- Instructions to follow -
Write out the records below once more, exactly as they stand.

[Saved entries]
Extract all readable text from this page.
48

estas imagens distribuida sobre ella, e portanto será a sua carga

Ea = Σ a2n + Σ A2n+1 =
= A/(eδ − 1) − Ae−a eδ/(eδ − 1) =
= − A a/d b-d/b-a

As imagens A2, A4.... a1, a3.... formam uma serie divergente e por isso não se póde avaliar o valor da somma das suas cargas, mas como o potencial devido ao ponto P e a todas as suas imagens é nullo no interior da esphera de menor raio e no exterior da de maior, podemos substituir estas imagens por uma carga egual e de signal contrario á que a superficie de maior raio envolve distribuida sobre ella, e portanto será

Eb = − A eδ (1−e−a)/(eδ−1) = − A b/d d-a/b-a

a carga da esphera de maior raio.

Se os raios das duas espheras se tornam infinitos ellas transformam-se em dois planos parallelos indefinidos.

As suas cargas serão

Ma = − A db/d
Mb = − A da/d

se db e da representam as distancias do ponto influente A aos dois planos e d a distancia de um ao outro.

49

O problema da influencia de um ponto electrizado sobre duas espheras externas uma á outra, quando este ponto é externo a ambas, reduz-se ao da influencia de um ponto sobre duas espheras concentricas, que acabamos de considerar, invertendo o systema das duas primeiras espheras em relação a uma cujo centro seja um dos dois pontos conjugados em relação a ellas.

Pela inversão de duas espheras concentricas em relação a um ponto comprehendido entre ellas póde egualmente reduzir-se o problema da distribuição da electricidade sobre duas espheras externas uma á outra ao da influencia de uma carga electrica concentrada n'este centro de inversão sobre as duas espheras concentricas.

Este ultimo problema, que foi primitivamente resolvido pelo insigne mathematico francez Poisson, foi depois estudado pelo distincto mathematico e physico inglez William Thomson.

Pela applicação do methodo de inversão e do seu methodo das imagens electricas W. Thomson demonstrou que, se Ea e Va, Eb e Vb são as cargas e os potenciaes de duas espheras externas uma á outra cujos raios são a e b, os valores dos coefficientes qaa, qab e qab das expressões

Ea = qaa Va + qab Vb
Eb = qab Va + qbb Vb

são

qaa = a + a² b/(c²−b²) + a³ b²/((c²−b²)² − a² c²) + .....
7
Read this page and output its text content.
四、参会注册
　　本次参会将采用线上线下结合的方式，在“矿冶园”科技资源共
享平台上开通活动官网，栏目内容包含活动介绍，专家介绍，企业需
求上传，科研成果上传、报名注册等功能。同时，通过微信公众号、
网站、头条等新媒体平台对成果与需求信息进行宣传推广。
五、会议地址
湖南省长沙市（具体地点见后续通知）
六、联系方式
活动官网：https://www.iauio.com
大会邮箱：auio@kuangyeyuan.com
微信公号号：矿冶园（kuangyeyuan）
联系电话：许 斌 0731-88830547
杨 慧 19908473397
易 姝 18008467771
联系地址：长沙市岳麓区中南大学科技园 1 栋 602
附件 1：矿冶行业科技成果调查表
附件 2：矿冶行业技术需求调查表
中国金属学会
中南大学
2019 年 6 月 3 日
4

- Complete answer -
Extract all readable text from this page.
48

estas imagens distribuida sobre ella, e portanto será a sua carga

Ea = Σ a2n + Σ A2n+1 =
= A/(eδ − 1) − Ae−a eδ/(eδ − 1) =
= − A a/d b-d/b-a

As imagens A2, A4.... a1, a3.... formam uma serie divergente e por isso não se póde avaliar o valor da somma das suas cargas, mas como o potencial devido ao ponto P e a todas as suas imagens é nullo no interior da esphera de menor raio e no exterior da de maior, podemos substituir estas imagens por uma carga egual e de signal contrario á que a superficie de maior raio envolve distribuida sobre ella, e portanto será

Eb = − A eδ (1−e−a)/(eδ−1) = − A b/d d-a/b-a

a carga da esphera de maior raio.

Se os raios das duas espheras se tornam infinitos ellas transformam-se em dois planos parallelos indefinidos.

As suas cargas serão

Ma = − A db/d
Mb = − A da/d

se db e da representam as distancias do ponto influente A aos dois planos e d a distancia de um ao outro.

49

O problema da influencia de um ponto electrizado sobre duas espheras externas uma á outra, quando este ponto é externo a ambas, reduz-se ao da influencia de um ponto sobre duas espheras concentricas, que acabamos de considerar, invertendo o systema das duas primeiras espheras em relação a uma cujo centro seja um dos dois pontos conjugados em relação a ellas.

Pela inversão de duas espheras concentricas em relação a um ponto comprehendido entre ellas póde egualmente reduzir-se o problema da distribuição da electricidade sobre duas espheras externas uma á outra ao da influencia de uma carga electrica concentrada n'este centro de inversão sobre as duas espheras concentricas.

Este ultimo problema, que foi primitivamente resolvido pelo insigne mathematico francez Poisson, foi depois estudado pelo distincto mathematico e physico inglez William Thomson.

Pela applicação do methodo de inversão e do seu methodo das imagens electricas W. Thomson demonstrou que, se Ea e Va, Eb e Vb são as cargas e os potenciaes de duas espheras externas uma á outra cujos raios são a e b, os valores dos coefficientes qaa, qab e qab das expressões

Ea = qaa Va + qab Vb
Eb = qab Va + qbb Vb

são

qaa = a + a² b/(c²−b²) + a³ b²/((c²−b²)² − a² c²) + .....
7
Read this page and output its text content.
四、参会注册
　　本次参会将采用线上线下结合的方式，在“矿冶园”科技资源共
享平台上开通活动官网，栏目内容包含活动介绍，专家介绍，企业需
求上传，科研成果上传、报名注册等功能。同时，通过微信公众号、
网站、头条等新媒体平台对成果与需求信息进行宣传推广。
五、会议地址
湖南省长沙市（具体地点见后续通知）
六、联系方式
活动官网：https://www.iauio.com
大会邮箱：auio@kuangyeyuan.com
微信公号号：矿冶园（kuangyeyuan）
联系电话：许 斌 0731-88830547
杨 慧 19908473397
易 姝 18008467771
联系地址：长沙市岳麓区中南大学科技园 1 栋 602
附件 1：矿冶行业科技成果调查表
附件 2：矿冶行业技术需求调查表
中国金属学会
中南大学
2019 年 6 月 3 日
4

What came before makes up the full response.